» Problem requirements: Pull each line containing "JSON" out of the data and copy it.

[Data items]
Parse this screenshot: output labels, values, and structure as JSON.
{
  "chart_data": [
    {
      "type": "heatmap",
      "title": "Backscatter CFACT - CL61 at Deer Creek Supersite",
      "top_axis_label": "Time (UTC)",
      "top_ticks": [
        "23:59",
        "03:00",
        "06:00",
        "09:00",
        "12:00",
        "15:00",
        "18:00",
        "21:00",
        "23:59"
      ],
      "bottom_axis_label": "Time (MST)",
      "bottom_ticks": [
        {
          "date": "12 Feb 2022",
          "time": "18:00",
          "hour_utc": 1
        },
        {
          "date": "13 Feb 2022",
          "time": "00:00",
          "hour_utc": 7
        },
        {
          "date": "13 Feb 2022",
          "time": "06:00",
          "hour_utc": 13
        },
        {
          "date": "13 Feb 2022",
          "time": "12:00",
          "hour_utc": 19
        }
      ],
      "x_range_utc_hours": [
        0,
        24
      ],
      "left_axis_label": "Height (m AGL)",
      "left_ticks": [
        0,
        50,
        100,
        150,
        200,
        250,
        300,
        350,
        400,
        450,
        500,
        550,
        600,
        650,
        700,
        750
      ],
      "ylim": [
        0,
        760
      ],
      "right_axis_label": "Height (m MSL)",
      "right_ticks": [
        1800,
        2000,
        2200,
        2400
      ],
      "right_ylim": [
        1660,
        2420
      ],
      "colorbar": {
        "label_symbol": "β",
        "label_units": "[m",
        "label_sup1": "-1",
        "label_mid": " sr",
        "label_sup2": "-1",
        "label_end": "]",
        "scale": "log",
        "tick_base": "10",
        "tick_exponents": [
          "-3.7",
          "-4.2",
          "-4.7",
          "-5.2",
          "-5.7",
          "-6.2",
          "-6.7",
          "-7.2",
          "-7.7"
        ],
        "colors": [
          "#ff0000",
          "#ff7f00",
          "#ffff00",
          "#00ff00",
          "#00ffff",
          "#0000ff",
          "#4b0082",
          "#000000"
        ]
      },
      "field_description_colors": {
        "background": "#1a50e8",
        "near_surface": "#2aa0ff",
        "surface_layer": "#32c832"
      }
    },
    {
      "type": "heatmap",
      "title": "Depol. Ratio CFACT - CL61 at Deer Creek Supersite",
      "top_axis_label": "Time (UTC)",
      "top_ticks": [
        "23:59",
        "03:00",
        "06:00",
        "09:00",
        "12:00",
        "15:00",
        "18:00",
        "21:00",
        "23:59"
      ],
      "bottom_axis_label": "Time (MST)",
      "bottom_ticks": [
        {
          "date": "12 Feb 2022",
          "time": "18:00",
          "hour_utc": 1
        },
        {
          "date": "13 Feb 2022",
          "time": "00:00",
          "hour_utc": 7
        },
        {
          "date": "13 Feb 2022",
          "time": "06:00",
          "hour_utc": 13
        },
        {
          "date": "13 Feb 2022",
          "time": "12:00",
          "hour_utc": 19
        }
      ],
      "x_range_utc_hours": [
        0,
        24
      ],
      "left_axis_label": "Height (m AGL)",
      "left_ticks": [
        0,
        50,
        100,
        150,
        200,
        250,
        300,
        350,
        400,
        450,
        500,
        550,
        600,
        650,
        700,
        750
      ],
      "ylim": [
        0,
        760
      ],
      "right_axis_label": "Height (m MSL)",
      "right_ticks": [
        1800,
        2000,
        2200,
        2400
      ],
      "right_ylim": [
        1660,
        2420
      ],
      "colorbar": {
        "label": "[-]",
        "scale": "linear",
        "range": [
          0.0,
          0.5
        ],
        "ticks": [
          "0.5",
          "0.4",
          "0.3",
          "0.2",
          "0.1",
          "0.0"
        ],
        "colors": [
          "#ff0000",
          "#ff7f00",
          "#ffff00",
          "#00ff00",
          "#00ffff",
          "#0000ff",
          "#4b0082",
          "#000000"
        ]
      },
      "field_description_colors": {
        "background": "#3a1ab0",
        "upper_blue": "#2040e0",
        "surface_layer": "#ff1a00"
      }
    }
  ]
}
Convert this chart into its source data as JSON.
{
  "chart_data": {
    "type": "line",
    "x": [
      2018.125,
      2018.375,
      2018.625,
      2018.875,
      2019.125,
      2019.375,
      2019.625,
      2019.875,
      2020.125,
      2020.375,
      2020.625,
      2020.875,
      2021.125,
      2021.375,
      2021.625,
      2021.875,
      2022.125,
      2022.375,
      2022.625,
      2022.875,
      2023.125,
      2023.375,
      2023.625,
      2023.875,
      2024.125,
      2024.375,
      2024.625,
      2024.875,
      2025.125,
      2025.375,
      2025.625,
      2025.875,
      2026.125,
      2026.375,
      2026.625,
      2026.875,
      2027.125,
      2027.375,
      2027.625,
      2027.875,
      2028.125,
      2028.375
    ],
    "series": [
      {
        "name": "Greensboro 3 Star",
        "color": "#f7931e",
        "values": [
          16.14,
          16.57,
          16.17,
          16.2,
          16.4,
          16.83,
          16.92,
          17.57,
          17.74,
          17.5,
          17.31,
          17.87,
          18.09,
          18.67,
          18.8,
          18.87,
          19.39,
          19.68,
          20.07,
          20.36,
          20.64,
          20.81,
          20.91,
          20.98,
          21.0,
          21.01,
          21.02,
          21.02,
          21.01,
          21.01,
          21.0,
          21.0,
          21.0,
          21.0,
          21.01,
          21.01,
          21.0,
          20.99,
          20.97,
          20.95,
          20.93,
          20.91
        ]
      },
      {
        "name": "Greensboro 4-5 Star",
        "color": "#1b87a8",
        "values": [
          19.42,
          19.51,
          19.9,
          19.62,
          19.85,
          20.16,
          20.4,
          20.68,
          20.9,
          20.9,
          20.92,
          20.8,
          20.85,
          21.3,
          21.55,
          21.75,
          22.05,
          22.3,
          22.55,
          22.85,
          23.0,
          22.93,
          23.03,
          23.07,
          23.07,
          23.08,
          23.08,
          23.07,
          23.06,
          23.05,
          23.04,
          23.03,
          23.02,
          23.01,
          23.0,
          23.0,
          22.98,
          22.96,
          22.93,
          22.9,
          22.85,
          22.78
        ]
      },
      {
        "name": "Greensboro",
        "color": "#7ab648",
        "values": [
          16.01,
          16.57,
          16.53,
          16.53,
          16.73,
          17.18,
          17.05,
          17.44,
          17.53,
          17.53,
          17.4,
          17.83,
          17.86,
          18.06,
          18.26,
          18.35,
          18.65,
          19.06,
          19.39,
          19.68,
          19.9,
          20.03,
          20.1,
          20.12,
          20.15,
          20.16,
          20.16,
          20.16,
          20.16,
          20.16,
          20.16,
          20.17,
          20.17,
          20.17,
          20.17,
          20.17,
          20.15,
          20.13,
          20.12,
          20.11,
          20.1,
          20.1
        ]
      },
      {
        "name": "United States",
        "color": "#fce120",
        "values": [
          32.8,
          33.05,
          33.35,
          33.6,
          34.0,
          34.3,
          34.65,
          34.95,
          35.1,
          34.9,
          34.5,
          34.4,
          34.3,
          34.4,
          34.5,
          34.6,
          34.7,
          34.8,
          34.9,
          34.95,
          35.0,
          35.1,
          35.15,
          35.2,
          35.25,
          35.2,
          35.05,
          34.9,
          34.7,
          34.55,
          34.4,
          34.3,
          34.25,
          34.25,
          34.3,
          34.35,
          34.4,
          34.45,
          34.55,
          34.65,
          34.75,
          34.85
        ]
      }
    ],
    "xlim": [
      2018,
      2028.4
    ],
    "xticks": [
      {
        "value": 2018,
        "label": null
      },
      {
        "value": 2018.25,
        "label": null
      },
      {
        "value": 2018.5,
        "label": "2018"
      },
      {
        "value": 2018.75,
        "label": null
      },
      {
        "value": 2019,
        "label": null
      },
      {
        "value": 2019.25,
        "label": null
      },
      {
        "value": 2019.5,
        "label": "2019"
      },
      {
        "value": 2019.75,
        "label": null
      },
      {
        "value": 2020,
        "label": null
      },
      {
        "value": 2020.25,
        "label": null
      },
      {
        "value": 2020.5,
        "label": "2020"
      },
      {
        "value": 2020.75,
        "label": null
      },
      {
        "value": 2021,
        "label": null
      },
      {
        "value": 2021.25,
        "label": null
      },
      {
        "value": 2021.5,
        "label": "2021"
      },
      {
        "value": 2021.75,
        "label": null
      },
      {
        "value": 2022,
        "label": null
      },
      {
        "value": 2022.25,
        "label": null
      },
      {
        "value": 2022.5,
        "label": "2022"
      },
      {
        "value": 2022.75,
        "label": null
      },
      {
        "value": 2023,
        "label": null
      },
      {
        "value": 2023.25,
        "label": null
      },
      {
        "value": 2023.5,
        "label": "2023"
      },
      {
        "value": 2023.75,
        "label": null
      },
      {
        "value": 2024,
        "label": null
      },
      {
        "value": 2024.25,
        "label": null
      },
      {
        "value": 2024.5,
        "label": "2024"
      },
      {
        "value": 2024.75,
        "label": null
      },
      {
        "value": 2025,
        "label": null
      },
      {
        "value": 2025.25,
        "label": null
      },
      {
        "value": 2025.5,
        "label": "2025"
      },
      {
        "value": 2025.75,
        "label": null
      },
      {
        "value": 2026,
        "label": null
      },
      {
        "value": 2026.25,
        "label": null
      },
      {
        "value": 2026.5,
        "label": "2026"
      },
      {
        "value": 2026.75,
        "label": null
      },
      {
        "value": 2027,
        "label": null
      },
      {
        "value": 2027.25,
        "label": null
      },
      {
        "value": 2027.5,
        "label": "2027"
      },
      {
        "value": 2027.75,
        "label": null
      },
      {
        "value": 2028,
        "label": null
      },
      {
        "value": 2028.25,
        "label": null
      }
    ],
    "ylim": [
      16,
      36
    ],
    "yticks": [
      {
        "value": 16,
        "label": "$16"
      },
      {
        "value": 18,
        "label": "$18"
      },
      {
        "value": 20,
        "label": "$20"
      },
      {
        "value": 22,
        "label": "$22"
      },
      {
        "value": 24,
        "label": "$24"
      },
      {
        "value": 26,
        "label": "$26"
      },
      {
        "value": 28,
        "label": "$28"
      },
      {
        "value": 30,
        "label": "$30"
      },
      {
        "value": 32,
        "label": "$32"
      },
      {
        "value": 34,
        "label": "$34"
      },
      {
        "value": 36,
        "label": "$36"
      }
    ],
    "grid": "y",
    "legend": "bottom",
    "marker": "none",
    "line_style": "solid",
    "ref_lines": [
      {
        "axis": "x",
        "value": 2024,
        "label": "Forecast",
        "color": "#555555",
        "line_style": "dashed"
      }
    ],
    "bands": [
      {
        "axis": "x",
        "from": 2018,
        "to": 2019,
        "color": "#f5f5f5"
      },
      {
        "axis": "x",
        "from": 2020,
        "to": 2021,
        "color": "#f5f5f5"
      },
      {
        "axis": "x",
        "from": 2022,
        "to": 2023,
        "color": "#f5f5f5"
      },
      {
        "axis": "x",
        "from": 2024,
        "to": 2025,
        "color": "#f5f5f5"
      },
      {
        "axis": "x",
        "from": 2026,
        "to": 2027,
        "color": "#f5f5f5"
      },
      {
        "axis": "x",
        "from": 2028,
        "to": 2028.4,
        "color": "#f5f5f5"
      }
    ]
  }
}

» Expected output:
Parse this screenshot: output labels, values, and structure as JSON.
Convert this chart into its source data as JSON.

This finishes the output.